Start of Task material

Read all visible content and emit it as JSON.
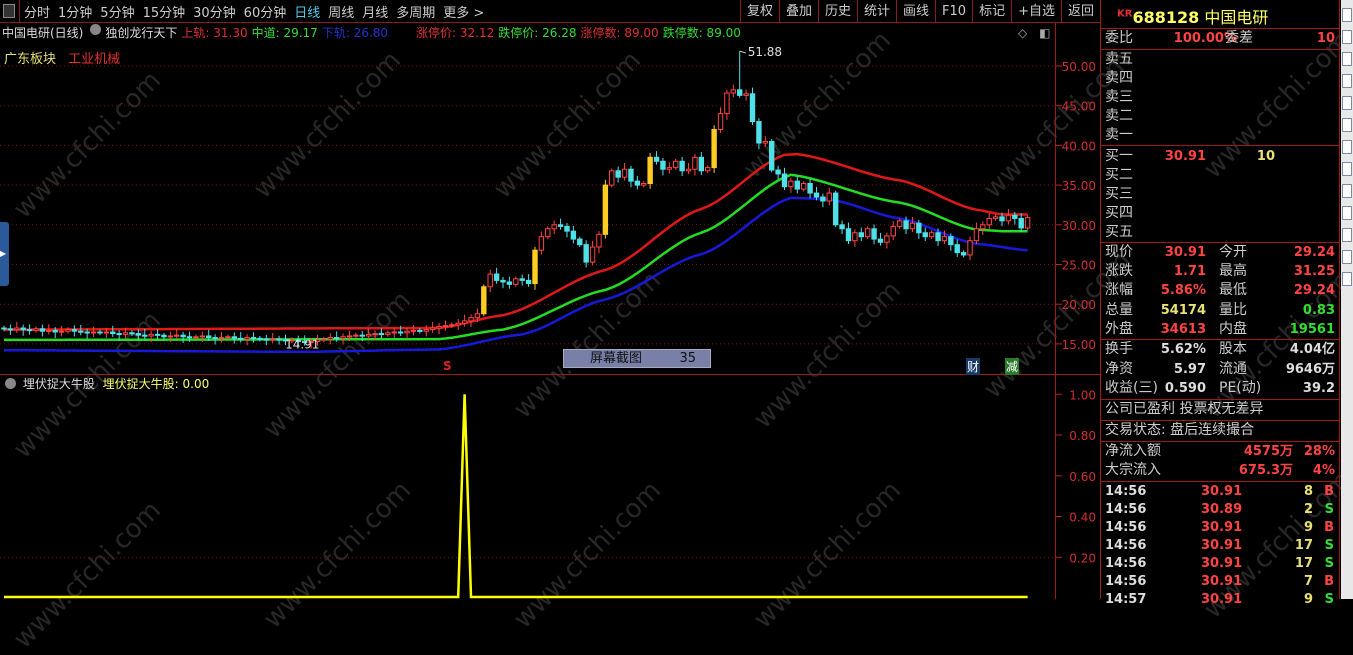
{
  "toolbar": {
    "periods": [
      "分时",
      "1分钟",
      "5分钟",
      "15分钟",
      "30分钟",
      "60分钟",
      "日线",
      "周线",
      "月线",
      "多周期",
      "更多 >"
    ],
    "active_period": "日线",
    "buttons": [
      "复权",
      "叠加",
      "历史",
      "统计",
      "画线",
      "F10",
      "标记",
      "+自选",
      "返回"
    ]
  },
  "legend": {
    "stock": "中国电研(日线)",
    "indicator": "独创龙行天下",
    "upper": "上轨: 31.30",
    "middle": "中道: 29.17",
    "lower": "下轨: 26.80",
    "limit_up": "涨停价: 32.12",
    "limit_down": "跌停价: 26.28",
    "limit_up_count": "涨停数: 89.00",
    "limit_down_count": "跌停数: 89.00"
  },
  "blocks": {
    "region": "广东板块",
    "industry": "工业机械"
  },
  "markers": {
    "s": "S",
    "screenshot_label": "屏幕截图",
    "screenshot_count": "35",
    "cai": "财",
    "jian": "减"
  },
  "lower_panel": {
    "name": "埋伏捉大牛股",
    "value_label": "埋伏捉大牛股: 0.00"
  },
  "watermark": "www.cfchi.com",
  "colors": {
    "up": "#ff4444",
    "down": "#4fe0e8",
    "big_up": "#ffcc22",
    "upper_band": "#e01818",
    "middle_band": "#22dd22",
    "lower_band": "#1818d8",
    "indicator": "#ffff00"
  },
  "chart_data": [
    {
      "type": "candlestick",
      "ylim": [
        13,
        53
      ],
      "y_ticks": [
        "50.00",
        "45.00",
        "40.00",
        "35.00",
        "30.00",
        "25.00",
        "20.00",
        "15.00"
      ],
      "close": [
        16.9,
        16.8,
        17.0,
        16.8,
        16.7,
        16.9,
        16.6,
        16.7,
        16.5,
        16.6,
        16.8,
        16.6,
        16.5,
        16.4,
        16.5,
        16.4,
        16.5,
        16.3,
        16.2,
        16.4,
        16.3,
        16.1,
        16.0,
        16.2,
        16.1,
        15.9,
        16.0,
        16.1,
        15.9,
        15.8,
        15.9,
        16.0,
        15.8,
        15.7,
        15.8,
        15.9,
        15.7,
        15.6,
        15.8,
        15.7,
        15.6,
        15.5,
        15.6,
        15.5,
        15.4,
        15.5,
        15.3,
        15.2,
        15.3,
        15.5,
        15.6,
        15.8,
        15.7,
        15.9,
        16.0,
        16.1,
        16.0,
        16.2,
        16.3,
        16.2,
        16.4,
        16.5,
        16.4,
        16.6,
        16.7,
        16.6,
        16.8,
        17.0,
        17.2,
        17.3,
        17.4,
        17.6,
        17.9,
        18.3,
        18.8,
        22.2,
        23.8,
        23.0,
        22.8,
        22.5,
        23.2,
        23.0,
        22.6,
        26.8,
        28.5,
        29.5,
        30.0,
        29.8,
        29.2,
        28.2,
        27.5,
        25.3,
        27.2,
        28.8,
        35.0,
        36.8,
        36.0,
        37.0,
        35.5,
        35.0,
        35.2,
        38.5,
        38.0,
        37.0,
        37.2,
        38.0,
        36.8,
        37.0,
        38.5,
        36.8,
        37.2,
        42.0,
        44.0,
        46.6,
        47.0,
        46.3,
        46.5,
        43.0,
        40.3,
        40.5,
        36.9,
        36.4,
        34.8,
        35.5,
        34.5,
        35.2,
        34.0,
        33.5,
        33.0,
        34.0,
        30.0,
        29.5,
        28.0,
        29.0,
        28.5,
        29.5,
        28.2,
        27.8,
        28.6,
        29.8,
        30.5,
        29.5,
        30.2,
        29.0,
        28.5,
        29.0,
        28.0,
        28.5,
        27.5,
        26.5,
        26.2,
        28.0,
        29.5,
        30.0,
        30.8,
        31.0,
        30.5,
        31.2,
        30.8,
        29.6,
        30.91
      ],
      "high_marker": {
        "index": 115,
        "value": 51.88,
        "label": "51.88"
      },
      "low_marker": {
        "index": 43,
        "value": 14.91,
        "label": "14.91"
      },
      "bands": {
        "upper": [
          [
            0,
            16.8
          ],
          [
            68,
            17.0
          ],
          [
            78,
            18.6
          ],
          [
            94,
            24.3
          ],
          [
            109,
            32
          ],
          [
            122,
            38.8
          ],
          [
            124,
            38.9
          ],
          [
            140,
            35.6
          ],
          [
            152,
            31.9
          ],
          [
            156,
            31.3
          ],
          [
            160,
            31.3
          ]
        ],
        "middle": [
          [
            0,
            15.5
          ],
          [
            68,
            15.6
          ],
          [
            78,
            16.8
          ],
          [
            94,
            21.8
          ],
          [
            109,
            29
          ],
          [
            123,
            36.3
          ],
          [
            140,
            32.8
          ],
          [
            152,
            29.4
          ],
          [
            156,
            29.2
          ],
          [
            160,
            29.2
          ]
        ],
        "lower": [
          [
            0,
            14.2
          ],
          [
            47,
            14.0
          ],
          [
            68,
            14.3
          ],
          [
            81,
            16.2
          ],
          [
            94,
            20.6
          ],
          [
            109,
            26.3
          ],
          [
            123,
            33.4
          ],
          [
            129,
            33.2
          ],
          [
            140,
            30.8
          ],
          [
            152,
            27.6
          ],
          [
            160,
            26.8
          ]
        ]
      }
    },
    {
      "type": "line",
      "ylim": [
        0,
        1.1
      ],
      "y_ticks": [
        "1.00",
        "0.80",
        "0.60",
        "0.40",
        "0.20"
      ],
      "spike_index": 72,
      "spike_value": 1.0
    }
  ],
  "quote": {
    "code_prefix": "KR",
    "code": "688128",
    "name": "中国电研",
    "weibi_label": "委比",
    "weibi": "100.00%",
    "weicha_label": "委差",
    "weicha": "10",
    "sell": [
      {
        "label": "卖五"
      },
      {
        "label": "卖四"
      },
      {
        "label": "卖三"
      },
      {
        "label": "卖二"
      },
      {
        "label": "卖一"
      }
    ],
    "buy": [
      {
        "label": "买一",
        "price": "30.91",
        "vol": "10"
      },
      {
        "label": "买二"
      },
      {
        "label": "买三"
      },
      {
        "label": "买四"
      },
      {
        "label": "买五"
      }
    ],
    "stats": [
      {
        "l": "现价",
        "v": "30.91",
        "c": "red",
        "l2": "今开",
        "v2": "29.24",
        "c2": "red"
      },
      {
        "l": "涨跌",
        "v": "1.71",
        "c": "red",
        "l2": "最高",
        "v2": "31.25",
        "c2": "red"
      },
      {
        "l": "涨幅",
        "v": "5.86%",
        "c": "red",
        "l2": "最低",
        "v2": "29.24",
        "c2": "red"
      },
      {
        "l": "总量",
        "v": "54174",
        "c": "yel",
        "l2": "量比",
        "v2": "0.83",
        "c2": "grn"
      },
      {
        "l": "外盘",
        "v": "34613",
        "c": "red",
        "l2": "内盘",
        "v2": "19561",
        "c2": "grn"
      }
    ],
    "finance": [
      {
        "l": "换手",
        "v": "5.62%",
        "l2": "股本",
        "v2": "4.04亿"
      },
      {
        "l": "净资",
        "v": "5.97",
        "l2": "流通",
        "v2": "9646万"
      },
      {
        "l": "收益(三)",
        "v": "0.590",
        "l2": "PE(动)",
        "v2": "39.2"
      }
    ],
    "profit_note": "公司已盈利 投票权无差异",
    "trade_status": "交易状态: 盘后连续撮合",
    "flows": [
      {
        "l": "净流入额",
        "v": "4575万",
        "p": "28%"
      },
      {
        "l": "大宗流入",
        "v": "675.3万",
        "p": "4%"
      }
    ],
    "ticks": [
      {
        "t": "14:56",
        "p": "30.91",
        "q": "8",
        "d": "B"
      },
      {
        "t": "14:56",
        "p": "30.89",
        "q": "2",
        "d": "S"
      },
      {
        "t": "14:56",
        "p": "30.91",
        "q": "9",
        "d": "B"
      },
      {
        "t": "14:56",
        "p": "30.91",
        "q": "17",
        "d": "S"
      },
      {
        "t": "14:56",
        "p": "30.91",
        "q": "17",
        "d": "S"
      },
      {
        "t": "14:56",
        "p": "30.91",
        "q": "7",
        "d": "B"
      },
      {
        "t": "14:57",
        "p": "30.91",
        "q": "9",
        "d": "S"
      }
    ]
  }
}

End of Task material

The task.
Which lines include "indicator"? Copy each of them out.

Written answer.
    "indicator": "独创龙行天下",
    "indicator": "#ffff00"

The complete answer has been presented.